■ **SOURCE**
>> start

Exactly Human Sized Stories

Last year I went to a story telling workshop by Ira Glass, host of “This American Life” and in my opinion, the finest story teller alive today.

His goal:  find stories that are exactly human sized.

I think this is exactly the challenge for modern preachers.

Our media thrives on sensationalizing and caricaturing, (The recent Charlie Sheen spectacle being an obvious example.)

Ira Glass challenges us to not fall into the media trap, which produces cynicism in its viewers, but rather to find stories that are exactly human sized.

every day people.  extraordinary stories.

I love that.

I think our Christian media has fallen into this exact same trap.  Some current best sellers challenge us to be sensational, but do so in an abstract, undefined way. They also caricature the global church as a super holy group of uber Christians.  They then compare the caricatured global church to an equally caricatured American church as being apathetic and lazy.

No doubt, the American church is lazy and apathetic.  Its the natural consequence of a culture that gives us everything we want over a long period of time.

But the global church is no picnic either.  I’ve worked with pastors in Kenya, Haiti, Dominican Republic and Mexico.  None of those pastors describe their churches as healthy, let alone an example of uber holiness.  In fact, I have bonded quickly with pastors in developing countries when we realize that our discipleship challenges are freakishly similar.

>> end

■ **THE TASK**
Set down, word for word, the passage of the essay on human-sized stories that opens with the words containing "His goal:  find" and closes with "to find stories that are exactly human sized.". The rows come from a separate, unrelated source.

■ **Entries for boxed elements**
>> start

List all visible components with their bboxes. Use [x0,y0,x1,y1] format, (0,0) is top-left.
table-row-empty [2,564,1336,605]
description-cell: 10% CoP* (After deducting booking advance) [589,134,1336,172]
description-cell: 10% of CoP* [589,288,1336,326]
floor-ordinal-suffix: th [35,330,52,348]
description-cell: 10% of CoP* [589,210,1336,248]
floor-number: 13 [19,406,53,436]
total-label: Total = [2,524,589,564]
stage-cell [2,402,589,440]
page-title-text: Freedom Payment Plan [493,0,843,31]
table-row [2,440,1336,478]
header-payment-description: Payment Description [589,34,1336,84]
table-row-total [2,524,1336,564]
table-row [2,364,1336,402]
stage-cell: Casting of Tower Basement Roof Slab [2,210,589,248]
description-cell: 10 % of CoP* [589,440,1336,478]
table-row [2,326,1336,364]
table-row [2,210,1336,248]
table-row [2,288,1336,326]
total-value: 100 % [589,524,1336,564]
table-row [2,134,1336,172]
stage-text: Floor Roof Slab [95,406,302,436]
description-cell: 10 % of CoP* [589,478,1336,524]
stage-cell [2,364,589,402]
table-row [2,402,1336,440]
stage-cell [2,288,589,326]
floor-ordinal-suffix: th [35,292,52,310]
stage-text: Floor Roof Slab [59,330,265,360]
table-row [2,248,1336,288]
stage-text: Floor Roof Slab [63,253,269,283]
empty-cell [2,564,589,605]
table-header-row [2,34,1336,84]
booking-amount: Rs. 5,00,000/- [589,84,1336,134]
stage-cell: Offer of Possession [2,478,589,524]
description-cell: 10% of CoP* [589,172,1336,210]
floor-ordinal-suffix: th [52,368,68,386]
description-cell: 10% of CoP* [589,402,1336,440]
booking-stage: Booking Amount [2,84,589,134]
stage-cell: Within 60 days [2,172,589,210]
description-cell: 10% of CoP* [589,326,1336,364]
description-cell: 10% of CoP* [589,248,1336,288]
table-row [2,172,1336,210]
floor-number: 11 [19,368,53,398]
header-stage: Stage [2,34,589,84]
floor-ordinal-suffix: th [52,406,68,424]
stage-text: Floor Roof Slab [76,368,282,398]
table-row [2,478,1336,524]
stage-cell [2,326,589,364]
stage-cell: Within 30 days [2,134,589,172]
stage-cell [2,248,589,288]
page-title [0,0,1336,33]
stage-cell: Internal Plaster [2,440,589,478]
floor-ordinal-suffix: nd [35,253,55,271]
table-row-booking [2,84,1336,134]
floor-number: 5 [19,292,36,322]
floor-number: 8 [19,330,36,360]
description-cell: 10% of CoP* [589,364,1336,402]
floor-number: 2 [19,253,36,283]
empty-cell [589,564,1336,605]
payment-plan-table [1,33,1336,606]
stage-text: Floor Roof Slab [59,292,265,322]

>> end

■ **WORKED ANSWER**
His goal:  find stories that are exactly human sized.

I think this is exactly the challenge for modern preachers.

Our media thrives on sensationalizing and caricaturing, (The recent Charlie Sheen spectacle being an obvious example.)

Ira Glass challenges us to not fall into the media trap, which produces cynicism in its viewers, but rather to find stories that are exactly human sized.